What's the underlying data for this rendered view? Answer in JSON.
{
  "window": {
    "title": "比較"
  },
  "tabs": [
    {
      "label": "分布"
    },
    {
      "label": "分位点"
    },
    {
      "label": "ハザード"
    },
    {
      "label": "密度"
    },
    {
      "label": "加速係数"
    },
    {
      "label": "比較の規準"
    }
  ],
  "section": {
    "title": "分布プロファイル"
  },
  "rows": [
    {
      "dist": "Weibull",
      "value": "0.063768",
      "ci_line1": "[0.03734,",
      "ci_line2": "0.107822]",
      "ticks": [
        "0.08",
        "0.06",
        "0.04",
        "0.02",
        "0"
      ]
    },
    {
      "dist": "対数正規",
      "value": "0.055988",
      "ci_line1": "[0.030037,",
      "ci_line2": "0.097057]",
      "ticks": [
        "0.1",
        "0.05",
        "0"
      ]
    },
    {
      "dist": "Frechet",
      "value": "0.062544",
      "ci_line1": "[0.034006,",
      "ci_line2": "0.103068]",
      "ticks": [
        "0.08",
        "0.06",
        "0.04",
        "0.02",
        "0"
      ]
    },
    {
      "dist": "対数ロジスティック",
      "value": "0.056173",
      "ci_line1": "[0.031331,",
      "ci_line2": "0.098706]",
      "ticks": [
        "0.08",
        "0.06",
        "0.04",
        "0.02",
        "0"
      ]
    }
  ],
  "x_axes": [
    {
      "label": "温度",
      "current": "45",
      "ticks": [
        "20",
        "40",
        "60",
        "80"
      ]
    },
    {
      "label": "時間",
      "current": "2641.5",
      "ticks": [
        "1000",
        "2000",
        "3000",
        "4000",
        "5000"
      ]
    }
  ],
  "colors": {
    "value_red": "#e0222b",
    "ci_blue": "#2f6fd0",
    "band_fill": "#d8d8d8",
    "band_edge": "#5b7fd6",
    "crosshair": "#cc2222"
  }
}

Required work. Reproduce all of the entries word for word.

Finished answer.
What's the underlying data for this rendered view? Answer in JSON.
{
  "window": {
    "title": "比較"
  },
  "tabs": [
    {
      "label": "分布"
    },
    {
      "label": "分位点"
    },
    {
      "label": "ハザード"
    },
    {
      "label": "密度"
    },
    {
      "label": "加速係数"
    },
    {
      "label": "比較の規準"
    }
  ],
  "section": {
    "title": "分布プロファイル"
  },
  "rows": [
    {
      "dist": "Weibull",
      "value": "0.063768",
      "ci_line1": "[0.03734,",
      "ci_line2": "0.107822]",
      "ticks": [
        "0.08",
        "0.06",
        "0.04",
        "0.02",
        "0"
      ]
    },
    {
      "dist": "対数正規",
      "value": "0.055988",
      "ci_line1": "[0.030037,",
      "ci_line2": "0.097057]",
      "ticks": [
        "0.1",
        "0.05",
        "0"
      ]
    },
    {
      "dist": "Frechet",
      "value": "0.062544",
      "ci_line1": "[0.034006,",
      "ci_line2": "0.103068]",
      "ticks": [
        "0.08",
        "0.06",
        "0.04",
        "0.02",
        "0"
      ]
    },
    {
      "dist": "対数ロジスティック",
      "value": "0.056173",
      "ci_line1": "[0.031331,",
      "ci_line2": "0.098706]",
      "ticks": [
        "0.08",
        "0.06",
        "0.04",
        "0.02",
        "0"
      ]
    }
  ],
  "x_axes": [
    {
      "label": "温度",
      "current": "45",
      "ticks": [
        "20",
        "40",
        "60",
        "80"
      ]
    },
    {
      "label": "時間",
      "current": "2641.5",
      "ticks": [
        "1000",
        "2000",
        "3000",
        "4000",
        "5000"
      ]
    }
  ],
  "colors": {
    "value_red": "#e0222b",
    "ci_blue": "#2f6fd0",
    "band_fill": "#d8d8d8",
    "band_edge": "#5b7fd6",
    "crosshair": "#cc2222"
  }
}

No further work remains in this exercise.